» **Task to complete**:
Gather up every line from the entries below that uses the word "escrivão".

» **Exercise data**:
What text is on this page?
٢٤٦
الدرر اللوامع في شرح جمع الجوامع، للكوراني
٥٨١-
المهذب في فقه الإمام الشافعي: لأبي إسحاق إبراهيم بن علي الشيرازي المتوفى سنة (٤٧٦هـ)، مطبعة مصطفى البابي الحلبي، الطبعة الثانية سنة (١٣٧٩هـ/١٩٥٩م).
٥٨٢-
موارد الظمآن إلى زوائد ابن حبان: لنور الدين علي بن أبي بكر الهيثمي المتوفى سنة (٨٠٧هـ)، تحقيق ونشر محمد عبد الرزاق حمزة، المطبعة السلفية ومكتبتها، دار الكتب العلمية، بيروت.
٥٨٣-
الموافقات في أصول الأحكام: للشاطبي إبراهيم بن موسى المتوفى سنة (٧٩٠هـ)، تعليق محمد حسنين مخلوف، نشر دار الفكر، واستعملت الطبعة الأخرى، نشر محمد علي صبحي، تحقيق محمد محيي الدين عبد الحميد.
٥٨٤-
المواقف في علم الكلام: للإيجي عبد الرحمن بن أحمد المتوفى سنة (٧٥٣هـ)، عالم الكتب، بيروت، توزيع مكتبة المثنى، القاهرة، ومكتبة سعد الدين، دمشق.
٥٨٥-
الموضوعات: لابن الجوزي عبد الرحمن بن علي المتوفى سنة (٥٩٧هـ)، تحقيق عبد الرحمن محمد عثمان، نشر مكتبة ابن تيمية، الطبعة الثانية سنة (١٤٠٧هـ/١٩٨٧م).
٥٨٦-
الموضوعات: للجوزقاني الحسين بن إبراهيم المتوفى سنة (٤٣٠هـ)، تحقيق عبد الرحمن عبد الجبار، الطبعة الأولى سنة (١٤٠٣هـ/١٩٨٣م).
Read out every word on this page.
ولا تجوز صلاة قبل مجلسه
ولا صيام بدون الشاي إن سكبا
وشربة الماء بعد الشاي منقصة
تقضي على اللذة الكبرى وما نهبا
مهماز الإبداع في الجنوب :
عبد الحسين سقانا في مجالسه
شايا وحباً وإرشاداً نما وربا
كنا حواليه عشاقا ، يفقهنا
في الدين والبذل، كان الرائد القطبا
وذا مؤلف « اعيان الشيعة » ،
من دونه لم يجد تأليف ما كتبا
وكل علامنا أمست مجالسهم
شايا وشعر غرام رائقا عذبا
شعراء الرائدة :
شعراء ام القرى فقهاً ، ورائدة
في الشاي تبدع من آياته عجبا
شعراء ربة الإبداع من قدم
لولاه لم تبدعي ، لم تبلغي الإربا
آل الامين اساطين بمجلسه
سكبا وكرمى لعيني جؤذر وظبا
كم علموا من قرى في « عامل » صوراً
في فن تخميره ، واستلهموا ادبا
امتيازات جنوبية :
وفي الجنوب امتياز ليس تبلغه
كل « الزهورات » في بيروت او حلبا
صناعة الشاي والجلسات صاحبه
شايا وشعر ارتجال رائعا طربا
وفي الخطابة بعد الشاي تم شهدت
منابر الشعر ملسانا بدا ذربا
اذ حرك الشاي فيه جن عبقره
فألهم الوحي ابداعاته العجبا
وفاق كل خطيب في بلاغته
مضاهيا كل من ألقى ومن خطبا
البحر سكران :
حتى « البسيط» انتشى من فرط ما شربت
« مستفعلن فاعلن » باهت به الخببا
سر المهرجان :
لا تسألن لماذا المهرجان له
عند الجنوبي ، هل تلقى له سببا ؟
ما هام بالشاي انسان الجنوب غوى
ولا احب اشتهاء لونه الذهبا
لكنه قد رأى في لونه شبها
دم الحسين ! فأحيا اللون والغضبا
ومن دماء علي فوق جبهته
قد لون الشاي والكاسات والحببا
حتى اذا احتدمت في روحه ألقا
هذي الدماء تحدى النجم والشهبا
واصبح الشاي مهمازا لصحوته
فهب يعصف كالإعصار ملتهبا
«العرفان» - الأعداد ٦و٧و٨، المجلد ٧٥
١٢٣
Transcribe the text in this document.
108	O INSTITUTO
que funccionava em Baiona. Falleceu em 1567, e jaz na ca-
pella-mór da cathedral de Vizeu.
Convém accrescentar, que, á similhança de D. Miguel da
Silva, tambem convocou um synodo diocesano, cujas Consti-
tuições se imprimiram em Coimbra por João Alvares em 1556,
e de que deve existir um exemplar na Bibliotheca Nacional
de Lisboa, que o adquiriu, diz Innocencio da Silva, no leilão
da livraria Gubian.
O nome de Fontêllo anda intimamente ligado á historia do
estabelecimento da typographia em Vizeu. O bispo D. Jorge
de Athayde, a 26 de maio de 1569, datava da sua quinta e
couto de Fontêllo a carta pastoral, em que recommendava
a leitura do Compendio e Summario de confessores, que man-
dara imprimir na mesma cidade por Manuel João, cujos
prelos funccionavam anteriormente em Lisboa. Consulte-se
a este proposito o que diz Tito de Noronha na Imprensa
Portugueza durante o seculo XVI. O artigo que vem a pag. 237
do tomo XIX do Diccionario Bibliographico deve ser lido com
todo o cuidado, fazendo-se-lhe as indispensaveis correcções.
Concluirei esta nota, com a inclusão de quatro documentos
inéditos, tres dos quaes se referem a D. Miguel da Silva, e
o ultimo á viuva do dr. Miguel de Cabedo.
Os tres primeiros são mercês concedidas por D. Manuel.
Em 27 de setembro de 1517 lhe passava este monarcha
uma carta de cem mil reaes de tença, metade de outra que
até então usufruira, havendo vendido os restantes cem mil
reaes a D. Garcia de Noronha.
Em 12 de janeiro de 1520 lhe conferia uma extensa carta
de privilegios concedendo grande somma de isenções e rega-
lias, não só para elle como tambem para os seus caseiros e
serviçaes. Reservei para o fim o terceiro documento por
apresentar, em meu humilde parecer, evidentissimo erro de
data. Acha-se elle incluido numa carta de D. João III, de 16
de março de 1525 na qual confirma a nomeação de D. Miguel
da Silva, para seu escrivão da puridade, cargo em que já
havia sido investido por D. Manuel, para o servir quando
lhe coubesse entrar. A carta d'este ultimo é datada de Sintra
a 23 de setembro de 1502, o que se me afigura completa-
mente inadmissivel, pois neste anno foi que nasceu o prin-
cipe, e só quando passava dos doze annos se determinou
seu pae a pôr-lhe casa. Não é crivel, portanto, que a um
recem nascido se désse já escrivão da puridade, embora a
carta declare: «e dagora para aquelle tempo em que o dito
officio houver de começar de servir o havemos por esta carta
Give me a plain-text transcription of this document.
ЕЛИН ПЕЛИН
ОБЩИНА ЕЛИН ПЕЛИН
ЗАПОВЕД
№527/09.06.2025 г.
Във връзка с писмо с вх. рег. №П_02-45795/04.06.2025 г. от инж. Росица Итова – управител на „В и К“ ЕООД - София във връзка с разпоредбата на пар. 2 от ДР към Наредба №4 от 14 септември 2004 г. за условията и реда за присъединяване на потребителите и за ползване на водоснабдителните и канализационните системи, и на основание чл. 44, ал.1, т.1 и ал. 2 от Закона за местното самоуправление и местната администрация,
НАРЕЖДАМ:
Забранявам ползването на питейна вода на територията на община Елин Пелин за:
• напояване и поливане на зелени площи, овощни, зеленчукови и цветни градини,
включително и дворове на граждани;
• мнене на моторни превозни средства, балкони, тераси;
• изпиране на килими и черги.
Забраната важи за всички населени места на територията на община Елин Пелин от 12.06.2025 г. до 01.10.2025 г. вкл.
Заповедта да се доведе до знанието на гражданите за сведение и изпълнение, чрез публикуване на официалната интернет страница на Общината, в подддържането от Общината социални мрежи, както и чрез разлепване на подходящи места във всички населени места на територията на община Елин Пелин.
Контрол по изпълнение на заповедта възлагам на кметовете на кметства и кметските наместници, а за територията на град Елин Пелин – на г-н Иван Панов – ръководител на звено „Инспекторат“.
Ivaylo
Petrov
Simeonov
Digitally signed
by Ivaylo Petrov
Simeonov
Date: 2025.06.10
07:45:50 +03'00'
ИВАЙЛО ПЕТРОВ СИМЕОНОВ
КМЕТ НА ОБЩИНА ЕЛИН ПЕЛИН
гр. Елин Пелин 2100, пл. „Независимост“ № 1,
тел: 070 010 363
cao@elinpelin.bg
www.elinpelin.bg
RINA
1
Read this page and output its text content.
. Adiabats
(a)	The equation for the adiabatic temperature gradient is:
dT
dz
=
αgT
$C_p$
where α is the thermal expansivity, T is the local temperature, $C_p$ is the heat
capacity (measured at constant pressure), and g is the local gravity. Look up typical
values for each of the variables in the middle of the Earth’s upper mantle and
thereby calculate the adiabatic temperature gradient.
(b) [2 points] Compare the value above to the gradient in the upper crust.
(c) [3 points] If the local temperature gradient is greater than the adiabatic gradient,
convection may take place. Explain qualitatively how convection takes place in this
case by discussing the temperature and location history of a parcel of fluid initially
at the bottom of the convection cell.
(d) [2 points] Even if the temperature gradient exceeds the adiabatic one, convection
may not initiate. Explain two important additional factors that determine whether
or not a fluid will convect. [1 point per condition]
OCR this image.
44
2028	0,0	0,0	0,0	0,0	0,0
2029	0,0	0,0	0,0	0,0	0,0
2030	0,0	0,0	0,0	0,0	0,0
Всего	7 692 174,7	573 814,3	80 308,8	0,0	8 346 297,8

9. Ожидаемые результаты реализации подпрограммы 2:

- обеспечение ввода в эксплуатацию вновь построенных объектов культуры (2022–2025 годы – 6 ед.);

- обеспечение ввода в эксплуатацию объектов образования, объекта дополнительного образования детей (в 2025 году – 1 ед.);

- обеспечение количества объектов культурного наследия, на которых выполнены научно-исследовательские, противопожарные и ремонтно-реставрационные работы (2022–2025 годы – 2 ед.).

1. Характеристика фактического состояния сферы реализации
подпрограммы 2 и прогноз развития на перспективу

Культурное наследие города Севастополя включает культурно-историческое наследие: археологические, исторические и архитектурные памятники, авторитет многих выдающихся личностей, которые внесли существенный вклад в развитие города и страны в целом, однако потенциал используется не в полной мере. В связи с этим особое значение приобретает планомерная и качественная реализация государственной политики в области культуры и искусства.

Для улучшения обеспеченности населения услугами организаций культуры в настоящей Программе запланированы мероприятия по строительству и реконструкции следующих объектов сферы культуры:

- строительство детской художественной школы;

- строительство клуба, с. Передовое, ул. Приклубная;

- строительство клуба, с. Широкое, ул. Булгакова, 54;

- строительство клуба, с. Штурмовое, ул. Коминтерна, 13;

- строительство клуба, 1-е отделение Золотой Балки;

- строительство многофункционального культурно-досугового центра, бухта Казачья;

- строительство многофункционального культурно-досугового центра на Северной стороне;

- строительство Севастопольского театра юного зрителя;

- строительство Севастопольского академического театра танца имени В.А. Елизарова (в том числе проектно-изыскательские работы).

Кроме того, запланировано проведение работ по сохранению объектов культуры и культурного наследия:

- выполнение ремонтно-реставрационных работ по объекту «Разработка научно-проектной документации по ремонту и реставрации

» **Final answer**:
da Silva, para seu escrivão da puridade, cargo em que já
recem nascido se désse já escrivão da puridade, embora a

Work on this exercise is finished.